[Some records]
::::::::::

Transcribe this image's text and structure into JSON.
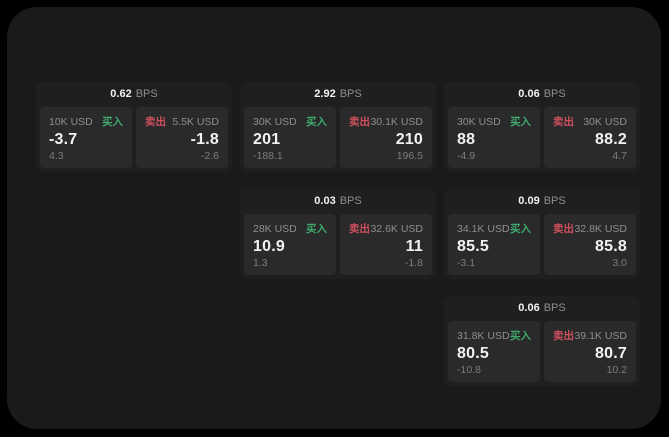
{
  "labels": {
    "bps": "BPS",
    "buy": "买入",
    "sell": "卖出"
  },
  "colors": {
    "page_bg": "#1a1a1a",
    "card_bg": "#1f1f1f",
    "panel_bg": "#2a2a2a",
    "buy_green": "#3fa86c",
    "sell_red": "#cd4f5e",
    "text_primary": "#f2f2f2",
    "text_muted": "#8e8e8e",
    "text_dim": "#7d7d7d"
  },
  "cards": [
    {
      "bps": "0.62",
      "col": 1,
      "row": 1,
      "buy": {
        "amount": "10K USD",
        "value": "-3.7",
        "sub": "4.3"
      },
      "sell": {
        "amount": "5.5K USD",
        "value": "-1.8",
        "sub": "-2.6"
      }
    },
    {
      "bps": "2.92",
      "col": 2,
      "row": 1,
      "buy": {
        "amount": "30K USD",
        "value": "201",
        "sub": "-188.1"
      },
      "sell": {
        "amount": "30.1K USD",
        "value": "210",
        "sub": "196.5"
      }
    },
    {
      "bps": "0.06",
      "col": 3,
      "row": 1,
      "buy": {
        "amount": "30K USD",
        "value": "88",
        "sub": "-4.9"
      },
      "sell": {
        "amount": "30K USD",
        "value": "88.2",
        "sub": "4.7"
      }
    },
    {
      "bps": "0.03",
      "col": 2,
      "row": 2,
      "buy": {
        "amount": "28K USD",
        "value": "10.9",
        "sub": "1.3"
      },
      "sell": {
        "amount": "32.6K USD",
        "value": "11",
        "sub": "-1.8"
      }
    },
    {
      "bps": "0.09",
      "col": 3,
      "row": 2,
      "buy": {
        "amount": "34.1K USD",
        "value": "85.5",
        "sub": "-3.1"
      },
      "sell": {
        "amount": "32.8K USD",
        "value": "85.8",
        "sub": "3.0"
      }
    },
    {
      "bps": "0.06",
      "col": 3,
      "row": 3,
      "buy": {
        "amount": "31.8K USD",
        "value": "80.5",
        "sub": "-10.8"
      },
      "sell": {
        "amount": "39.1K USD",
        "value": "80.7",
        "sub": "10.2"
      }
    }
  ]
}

::::::::::

*What you will do*.
Restate each entry word for word, leaving out any pictures.

*Result for this task*.
Transcribe this image's text and structure into JSON.
{
  "labels": {
    "bps": "BPS",
    "buy": "买入",
    "sell": "卖出"
  },
  "colors": {
    "page_bg": "#1a1a1a",
    "card_bg": "#1f1f1f",
    "panel_bg": "#2a2a2a",
    "buy_green": "#3fa86c",
    "sell_red": "#cd4f5e",
    "text_primary": "#f2f2f2",
    "text_muted": "#8e8e8e",
    "text_dim": "#7d7d7d"
  },
  "cards": [
    {
      "bps": "0.62",
      "col": 1,
      "row": 1,
      "buy": {
        "amount": "10K USD",
        "value": "-3.7",
        "sub": "4.3"
      },
      "sell": {
        "amount": "5.5K USD",
        "value": "-1.8",
        "sub": "-2.6"
      }
    },
    {
      "bps": "2.92",
      "col": 2,
      "row": 1,
      "buy": {
        "amount": "30K USD",
        "value": "201",
        "sub": "-188.1"
      },
      "sell": {
        "amount": "30.1K USD",
        "value": "210",
        "sub": "196.5"
      }
    },
    {
      "bps": "0.06",
      "col": 3,
      "row": 1,
      "buy": {
        "amount": "30K USD",
        "value": "88",
        "sub": "-4.9"
      },
      "sell": {
        "amount": "30K USD",
        "value": "88.2",
        "sub": "4.7"
      }
    },
    {
      "bps": "0.03",
      "col": 2,
      "row": 2,
      "buy": {
        "amount": "28K USD",
        "value": "10.9",
        "sub": "1.3"
      },
      "sell": {
        "amount": "32.6K USD",
        "value": "11",
        "sub": "-1.8"
      }
    },
    {
      "bps": "0.09",
      "col": 3,
      "row": 2,
      "buy": {
        "amount": "34.1K USD",
        "value": "85.5",
        "sub": "-3.1"
      },
      "sell": {
        "amount": "32.8K USD",
        "value": "85.8",
        "sub": "3.0"
      }
    },
    {
      "bps": "0.06",
      "col": 3,
      "row": 3,
      "buy": {
        "amount": "31.8K USD",
        "value": "80.5",
        "sub": "-10.8"
      },
      "sell": {
        "amount": "39.1K USD",
        "value": "80.7",
        "sub": "10.2"
      }
    }
  ]
}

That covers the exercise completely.